- Input records
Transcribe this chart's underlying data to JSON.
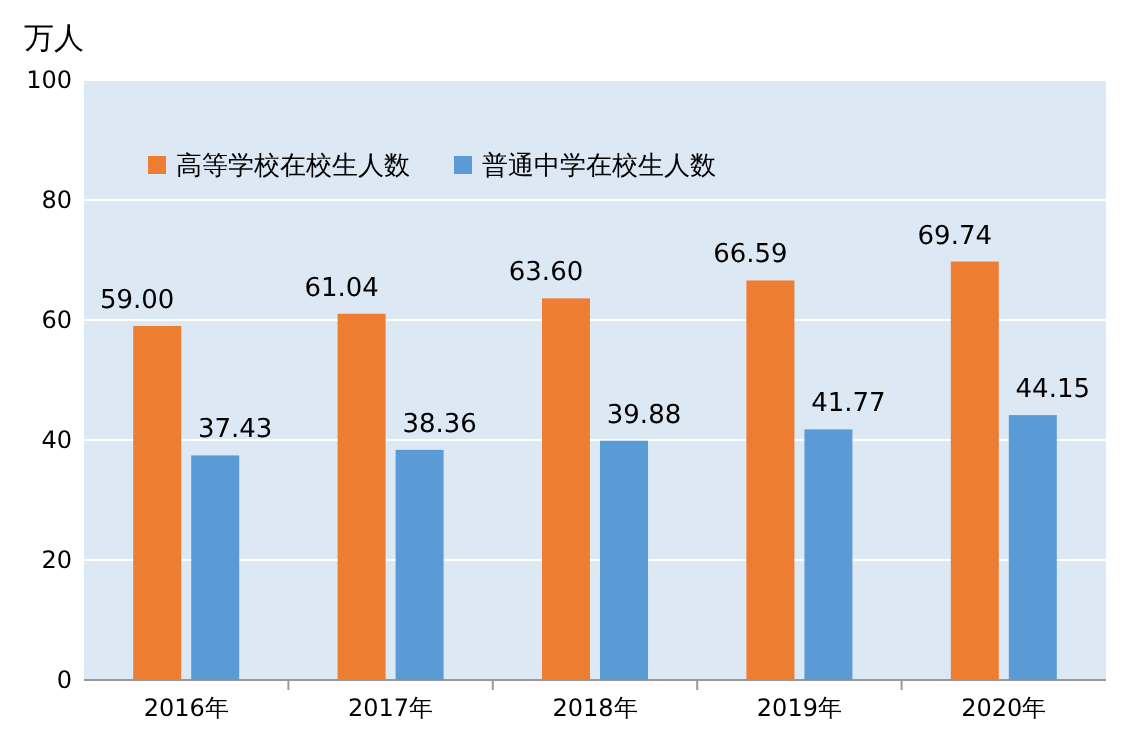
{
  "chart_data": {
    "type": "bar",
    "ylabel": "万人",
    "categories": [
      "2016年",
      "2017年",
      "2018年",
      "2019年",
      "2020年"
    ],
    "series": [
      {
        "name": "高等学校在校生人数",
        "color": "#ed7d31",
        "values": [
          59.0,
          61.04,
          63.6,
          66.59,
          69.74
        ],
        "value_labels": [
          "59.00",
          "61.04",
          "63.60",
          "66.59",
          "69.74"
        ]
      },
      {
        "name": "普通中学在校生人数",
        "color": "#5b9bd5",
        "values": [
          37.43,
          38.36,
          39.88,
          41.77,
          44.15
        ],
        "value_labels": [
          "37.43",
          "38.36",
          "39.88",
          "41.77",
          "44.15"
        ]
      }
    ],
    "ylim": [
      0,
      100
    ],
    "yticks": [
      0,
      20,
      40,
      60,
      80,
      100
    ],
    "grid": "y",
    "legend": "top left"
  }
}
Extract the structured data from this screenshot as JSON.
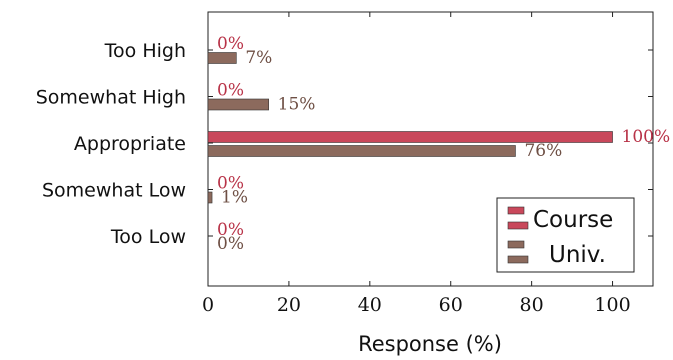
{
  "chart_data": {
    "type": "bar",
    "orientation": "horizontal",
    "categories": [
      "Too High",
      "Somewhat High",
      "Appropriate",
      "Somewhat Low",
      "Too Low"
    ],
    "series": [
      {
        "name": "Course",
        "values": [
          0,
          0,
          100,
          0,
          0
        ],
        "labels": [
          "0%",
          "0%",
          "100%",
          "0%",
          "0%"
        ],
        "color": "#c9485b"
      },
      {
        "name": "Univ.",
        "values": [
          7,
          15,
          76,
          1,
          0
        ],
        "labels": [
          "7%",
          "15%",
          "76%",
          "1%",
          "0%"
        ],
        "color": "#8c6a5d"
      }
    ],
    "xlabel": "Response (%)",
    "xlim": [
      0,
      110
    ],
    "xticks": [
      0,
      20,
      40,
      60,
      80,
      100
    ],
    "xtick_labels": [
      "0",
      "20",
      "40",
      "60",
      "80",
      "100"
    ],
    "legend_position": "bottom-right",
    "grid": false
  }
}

- Set exercise
Reproduce each record from above exactly; pictures do not belong in the copy.

- Answer to this problem
Transcribe this chart's underlying data to JSON.
{
  "chart_data": {
    "type": "bar",
    "ylabel": "万人",
    "categories": [
      "2016年",
      "2017年",
      "2018年",
      "2019年",
      "2020年"
    ],
    "series": [
      {
        "name": "高等学校在校生人数",
        "color": "#ed7d31",
        "values": [
          59.0,
          61.04,
          63.6,
          66.59,
          69.74
        ],
        "value_labels": [
          "59.00",
          "61.04",
          "63.60",
          "66.59",
          "69.74"
        ]
      },
      {
        "name": "普通中学在校生人数",
        "color": "#5b9bd5",
        "values": [
          37.43,
          38.36,
          39.88,
          41.77,
          44.15
        ],
        "value_labels": [
          "37.43",
          "38.36",
          "39.88",
          "41.77",
          "44.15"
        ]
      }
    ],
    "ylim": [
      0,
      100
    ],
    "yticks": [
      0,
      20,
      40,
      60,
      80,
      100
    ],
    "grid": "y",
    "legend": "top left"
  }
}
Extract the structured data from this screenshot as JSON.
{
  "chart_data": {
    "type": "bar",
    "orientation": "horizontal",
    "categories": [
      "Too High",
      "Somewhat High",
      "Appropriate",
      "Somewhat Low",
      "Too Low"
    ],
    "series": [
      {
        "name": "Course",
        "values": [
          0,
          0,
          100,
          0,
          0
        ],
        "labels": [
          "0%",
          "0%",
          "100%",
          "0%",
          "0%"
        ],
        "color": "#c9485b"
      },
      {
        "name": "Univ.",
        "values": [
          7,
          15,
          76,
          1,
          0
        ],
        "labels": [
          "7%",
          "15%",
          "76%",
          "1%",
          "0%"
        ],
        "color": "#8c6a5d"
      }
    ],
    "xlabel": "Response (%)",
    "xlim": [
      0,
      110
    ],
    "xticks": [
      0,
      20,
      40,
      60,
      80,
      100
    ],
    "xtick_labels": [
      "0",
      "20",
      "40",
      "60",
      "80",
      "100"
    ],
    "legend_position": "bottom-right",
    "grid": false
  }
}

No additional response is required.